▸ **Given problem**
Return the material exactly as supplied, apart from the pictures, which are omitted.

+++ Provided records +++

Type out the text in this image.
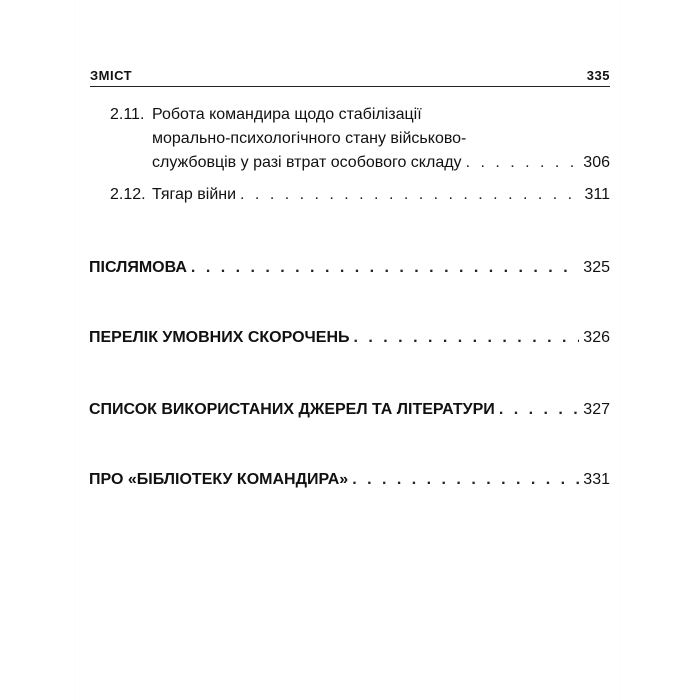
ЗМІСТ	335
2.11. Робота командира щодо стабілізації
морально-психологічного стану військово-
службовців у разі втрат особового складу . . .	306
2.12. Тягар війни . . .	311
ПІСЛЯМОВА . . .	325
ПЕРЕЛІК УМОВНИХ СКОРОЧЕНЬ . . .	326
СПИСОК ВИКОРИСТАНИХ ДЖЕРЕЛ ТА ЛІТЕРАТУРИ . . .	327
ПРО «БІБЛІОТЕКУ КОМАНДИРА» . . .	331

+++

▸ **Completed exercise**
Type out the text in this image.
ЗМІСТ	335
2.11. Робота командира щодо стабілізації
морально-психологічного стану військово-
службовців у разі втрат особового складу . . .	306
2.12. Тягар війни . . .	311
ПІСЛЯМОВА . . .	325
ПЕРЕЛІК УМОВНИХ СКОРОЧЕНЬ . . .	326
СПИСОК ВИКОРИСТАНИХ ДЖЕРЕЛ ТА ЛІТЕРАТУРИ . . .	327
ПРО «БІБЛІОТЕКУ КОМАНДИРА» . . .	331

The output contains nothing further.